> _PROBLEM DETAILS_:
Can you copy the items below verbatim, from their first line through the line containing "puzzle-grid: 1 2", including both of those lines and nothing else?

> _MATERIALS PROVIDED_:
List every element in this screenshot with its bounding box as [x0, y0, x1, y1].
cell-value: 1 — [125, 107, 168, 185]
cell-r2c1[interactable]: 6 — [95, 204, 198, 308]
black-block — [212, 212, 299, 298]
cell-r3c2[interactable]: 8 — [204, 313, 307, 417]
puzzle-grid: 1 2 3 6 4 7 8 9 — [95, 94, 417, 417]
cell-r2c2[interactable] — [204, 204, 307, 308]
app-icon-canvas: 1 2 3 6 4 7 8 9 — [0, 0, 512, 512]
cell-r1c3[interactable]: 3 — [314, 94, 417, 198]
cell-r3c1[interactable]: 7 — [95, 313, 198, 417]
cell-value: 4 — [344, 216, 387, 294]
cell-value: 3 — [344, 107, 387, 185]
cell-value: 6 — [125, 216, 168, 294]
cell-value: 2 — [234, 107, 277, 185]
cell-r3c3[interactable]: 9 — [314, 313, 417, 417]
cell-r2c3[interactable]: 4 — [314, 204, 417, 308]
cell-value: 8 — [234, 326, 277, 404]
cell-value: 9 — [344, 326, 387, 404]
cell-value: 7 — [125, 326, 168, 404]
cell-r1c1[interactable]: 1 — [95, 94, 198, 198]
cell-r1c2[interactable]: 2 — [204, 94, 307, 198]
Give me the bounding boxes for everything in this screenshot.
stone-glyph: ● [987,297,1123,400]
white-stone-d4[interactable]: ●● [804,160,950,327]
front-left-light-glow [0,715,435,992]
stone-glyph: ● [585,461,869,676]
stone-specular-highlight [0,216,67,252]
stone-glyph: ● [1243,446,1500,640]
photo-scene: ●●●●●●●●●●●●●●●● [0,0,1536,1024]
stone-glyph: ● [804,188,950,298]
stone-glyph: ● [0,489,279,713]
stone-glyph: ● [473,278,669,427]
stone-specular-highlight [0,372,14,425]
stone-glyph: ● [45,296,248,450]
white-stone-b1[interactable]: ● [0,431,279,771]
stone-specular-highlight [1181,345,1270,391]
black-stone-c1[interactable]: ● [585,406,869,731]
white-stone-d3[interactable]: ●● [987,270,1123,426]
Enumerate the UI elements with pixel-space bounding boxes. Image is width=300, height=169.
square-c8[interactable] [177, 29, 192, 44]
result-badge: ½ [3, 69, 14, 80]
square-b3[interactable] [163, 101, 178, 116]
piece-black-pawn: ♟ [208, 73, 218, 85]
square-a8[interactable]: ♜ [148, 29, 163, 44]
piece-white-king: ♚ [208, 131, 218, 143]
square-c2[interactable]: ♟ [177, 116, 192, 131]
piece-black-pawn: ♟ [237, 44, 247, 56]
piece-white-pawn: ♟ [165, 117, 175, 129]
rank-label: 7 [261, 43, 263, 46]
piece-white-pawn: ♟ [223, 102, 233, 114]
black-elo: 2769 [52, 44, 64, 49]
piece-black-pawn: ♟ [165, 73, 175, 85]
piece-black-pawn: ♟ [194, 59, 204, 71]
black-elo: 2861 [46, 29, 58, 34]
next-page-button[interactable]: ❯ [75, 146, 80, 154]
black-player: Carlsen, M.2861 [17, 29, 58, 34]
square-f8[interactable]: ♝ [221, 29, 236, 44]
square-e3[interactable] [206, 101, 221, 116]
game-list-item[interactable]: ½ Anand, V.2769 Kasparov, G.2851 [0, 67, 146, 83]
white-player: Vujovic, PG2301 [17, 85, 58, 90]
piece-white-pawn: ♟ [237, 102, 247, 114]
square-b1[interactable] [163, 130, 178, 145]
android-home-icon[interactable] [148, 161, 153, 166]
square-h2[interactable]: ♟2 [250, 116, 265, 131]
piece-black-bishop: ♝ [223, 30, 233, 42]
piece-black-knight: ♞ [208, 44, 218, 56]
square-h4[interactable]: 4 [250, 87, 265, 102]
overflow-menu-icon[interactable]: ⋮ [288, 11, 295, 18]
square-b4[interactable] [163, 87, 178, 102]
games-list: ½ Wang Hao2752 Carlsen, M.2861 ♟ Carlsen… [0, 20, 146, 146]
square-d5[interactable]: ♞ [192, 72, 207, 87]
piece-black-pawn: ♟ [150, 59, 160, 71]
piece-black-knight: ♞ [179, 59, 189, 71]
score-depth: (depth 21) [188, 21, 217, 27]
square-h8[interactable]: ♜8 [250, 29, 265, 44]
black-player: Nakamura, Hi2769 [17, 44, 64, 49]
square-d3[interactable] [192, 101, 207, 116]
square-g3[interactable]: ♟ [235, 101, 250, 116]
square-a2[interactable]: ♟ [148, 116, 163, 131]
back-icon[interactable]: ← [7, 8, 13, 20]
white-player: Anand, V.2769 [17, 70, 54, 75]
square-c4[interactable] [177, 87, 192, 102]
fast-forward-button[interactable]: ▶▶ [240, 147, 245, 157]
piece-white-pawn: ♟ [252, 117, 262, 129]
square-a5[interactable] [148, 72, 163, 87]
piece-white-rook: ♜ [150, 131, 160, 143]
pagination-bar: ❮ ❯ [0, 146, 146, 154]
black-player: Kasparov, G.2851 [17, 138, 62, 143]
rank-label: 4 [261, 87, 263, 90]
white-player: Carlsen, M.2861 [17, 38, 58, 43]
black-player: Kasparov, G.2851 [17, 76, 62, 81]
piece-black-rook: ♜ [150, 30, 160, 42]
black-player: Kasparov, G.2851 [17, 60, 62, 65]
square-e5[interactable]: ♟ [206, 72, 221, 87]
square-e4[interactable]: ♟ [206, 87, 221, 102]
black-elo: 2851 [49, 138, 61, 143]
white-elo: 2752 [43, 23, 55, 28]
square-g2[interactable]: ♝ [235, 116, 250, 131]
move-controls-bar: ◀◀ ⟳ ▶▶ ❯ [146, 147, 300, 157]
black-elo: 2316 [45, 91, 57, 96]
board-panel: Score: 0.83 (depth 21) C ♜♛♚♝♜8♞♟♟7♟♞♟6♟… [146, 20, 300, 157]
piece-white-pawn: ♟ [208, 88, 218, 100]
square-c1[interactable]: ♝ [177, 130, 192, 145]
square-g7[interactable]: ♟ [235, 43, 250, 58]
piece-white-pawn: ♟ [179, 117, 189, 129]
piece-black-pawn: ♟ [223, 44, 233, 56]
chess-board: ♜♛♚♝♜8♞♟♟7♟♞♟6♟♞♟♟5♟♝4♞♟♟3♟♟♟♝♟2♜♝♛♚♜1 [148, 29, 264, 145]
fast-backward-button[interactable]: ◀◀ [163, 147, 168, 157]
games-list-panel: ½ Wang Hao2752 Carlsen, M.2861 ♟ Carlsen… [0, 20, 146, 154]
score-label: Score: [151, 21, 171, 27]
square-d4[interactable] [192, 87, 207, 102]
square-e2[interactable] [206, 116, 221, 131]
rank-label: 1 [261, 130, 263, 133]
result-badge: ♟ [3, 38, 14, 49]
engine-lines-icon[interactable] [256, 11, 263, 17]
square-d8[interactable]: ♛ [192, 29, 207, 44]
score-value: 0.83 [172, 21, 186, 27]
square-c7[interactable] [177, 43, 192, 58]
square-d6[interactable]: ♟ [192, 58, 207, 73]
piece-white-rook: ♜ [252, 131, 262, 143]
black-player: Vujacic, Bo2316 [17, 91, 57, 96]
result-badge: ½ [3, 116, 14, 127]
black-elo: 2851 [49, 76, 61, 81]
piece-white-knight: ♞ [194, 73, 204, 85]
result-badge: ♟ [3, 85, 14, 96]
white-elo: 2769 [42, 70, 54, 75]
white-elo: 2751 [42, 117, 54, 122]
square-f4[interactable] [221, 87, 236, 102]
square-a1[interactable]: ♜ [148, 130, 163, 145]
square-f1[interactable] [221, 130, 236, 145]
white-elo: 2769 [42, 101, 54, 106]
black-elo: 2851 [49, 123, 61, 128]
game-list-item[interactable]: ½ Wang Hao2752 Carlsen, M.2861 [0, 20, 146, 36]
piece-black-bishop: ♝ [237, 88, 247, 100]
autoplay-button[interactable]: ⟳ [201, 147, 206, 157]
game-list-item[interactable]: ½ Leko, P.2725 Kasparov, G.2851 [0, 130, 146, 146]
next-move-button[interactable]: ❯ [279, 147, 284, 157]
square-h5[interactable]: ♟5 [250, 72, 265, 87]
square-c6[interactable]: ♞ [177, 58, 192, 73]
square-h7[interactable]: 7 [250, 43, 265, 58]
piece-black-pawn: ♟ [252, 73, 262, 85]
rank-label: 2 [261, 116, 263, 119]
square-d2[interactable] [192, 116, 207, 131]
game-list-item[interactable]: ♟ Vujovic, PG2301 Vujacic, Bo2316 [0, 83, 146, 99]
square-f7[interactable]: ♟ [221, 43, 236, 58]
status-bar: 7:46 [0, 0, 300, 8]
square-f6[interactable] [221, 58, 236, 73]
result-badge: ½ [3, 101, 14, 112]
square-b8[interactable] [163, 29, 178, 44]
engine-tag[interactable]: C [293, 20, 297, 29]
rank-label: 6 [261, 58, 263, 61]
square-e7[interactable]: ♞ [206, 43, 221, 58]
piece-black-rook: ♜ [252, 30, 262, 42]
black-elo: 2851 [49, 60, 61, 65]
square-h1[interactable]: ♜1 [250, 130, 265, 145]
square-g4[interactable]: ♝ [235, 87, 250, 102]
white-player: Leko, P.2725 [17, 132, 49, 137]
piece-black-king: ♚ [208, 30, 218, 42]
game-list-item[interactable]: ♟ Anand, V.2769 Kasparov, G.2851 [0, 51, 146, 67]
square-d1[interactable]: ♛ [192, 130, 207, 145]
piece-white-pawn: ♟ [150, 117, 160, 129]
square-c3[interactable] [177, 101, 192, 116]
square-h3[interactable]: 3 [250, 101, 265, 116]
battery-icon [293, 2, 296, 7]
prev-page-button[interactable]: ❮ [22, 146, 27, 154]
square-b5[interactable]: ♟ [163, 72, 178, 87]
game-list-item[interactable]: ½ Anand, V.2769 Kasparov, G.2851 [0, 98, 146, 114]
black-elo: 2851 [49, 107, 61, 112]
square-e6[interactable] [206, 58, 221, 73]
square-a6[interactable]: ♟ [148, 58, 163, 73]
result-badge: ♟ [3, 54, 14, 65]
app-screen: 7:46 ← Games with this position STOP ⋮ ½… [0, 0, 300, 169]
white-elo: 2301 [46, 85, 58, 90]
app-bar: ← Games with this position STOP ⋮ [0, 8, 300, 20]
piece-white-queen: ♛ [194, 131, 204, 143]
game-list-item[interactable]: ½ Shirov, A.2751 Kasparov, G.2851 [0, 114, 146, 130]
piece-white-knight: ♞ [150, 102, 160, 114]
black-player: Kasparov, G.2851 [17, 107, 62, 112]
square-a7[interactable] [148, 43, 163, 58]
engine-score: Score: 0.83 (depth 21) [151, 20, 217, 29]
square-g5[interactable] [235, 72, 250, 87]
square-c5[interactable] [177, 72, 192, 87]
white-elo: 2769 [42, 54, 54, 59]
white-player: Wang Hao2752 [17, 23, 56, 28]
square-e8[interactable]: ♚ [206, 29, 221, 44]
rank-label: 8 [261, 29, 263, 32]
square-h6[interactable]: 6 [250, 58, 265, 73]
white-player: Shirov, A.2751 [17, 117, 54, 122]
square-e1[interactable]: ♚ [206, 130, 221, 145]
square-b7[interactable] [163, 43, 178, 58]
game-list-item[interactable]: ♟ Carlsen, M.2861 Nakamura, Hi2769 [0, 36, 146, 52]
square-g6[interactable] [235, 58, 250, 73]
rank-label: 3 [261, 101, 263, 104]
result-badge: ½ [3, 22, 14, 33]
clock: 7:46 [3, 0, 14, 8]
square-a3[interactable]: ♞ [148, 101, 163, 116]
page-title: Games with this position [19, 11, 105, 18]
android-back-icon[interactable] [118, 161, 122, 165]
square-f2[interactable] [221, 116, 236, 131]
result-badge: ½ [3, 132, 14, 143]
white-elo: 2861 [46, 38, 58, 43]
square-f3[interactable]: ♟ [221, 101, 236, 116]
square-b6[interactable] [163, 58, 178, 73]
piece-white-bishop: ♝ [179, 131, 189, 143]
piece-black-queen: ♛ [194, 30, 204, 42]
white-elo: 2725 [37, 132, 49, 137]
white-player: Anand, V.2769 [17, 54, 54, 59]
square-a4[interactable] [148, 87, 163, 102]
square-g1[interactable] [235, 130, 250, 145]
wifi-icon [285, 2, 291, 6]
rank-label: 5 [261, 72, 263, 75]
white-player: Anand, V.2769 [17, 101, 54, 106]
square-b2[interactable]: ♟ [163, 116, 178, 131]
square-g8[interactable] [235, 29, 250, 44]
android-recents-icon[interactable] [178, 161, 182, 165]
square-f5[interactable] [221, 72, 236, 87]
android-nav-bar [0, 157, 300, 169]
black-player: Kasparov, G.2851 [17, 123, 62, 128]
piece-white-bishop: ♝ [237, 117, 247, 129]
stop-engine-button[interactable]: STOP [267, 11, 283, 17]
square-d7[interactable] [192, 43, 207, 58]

> _EXERCISE RESULT_:
List every element in this screenshot with its bounding box as [x0, y0, x1, y1].
cell-value: 1 — [125, 107, 168, 185]
cell-r2c1[interactable]: 6 — [95, 204, 198, 308]
black-block — [212, 212, 299, 298]
cell-r3c2[interactable]: 8 — [204, 313, 307, 417]
puzzle-grid: 1 2 3 6 4 7 8 9 — [95, 94, 417, 417]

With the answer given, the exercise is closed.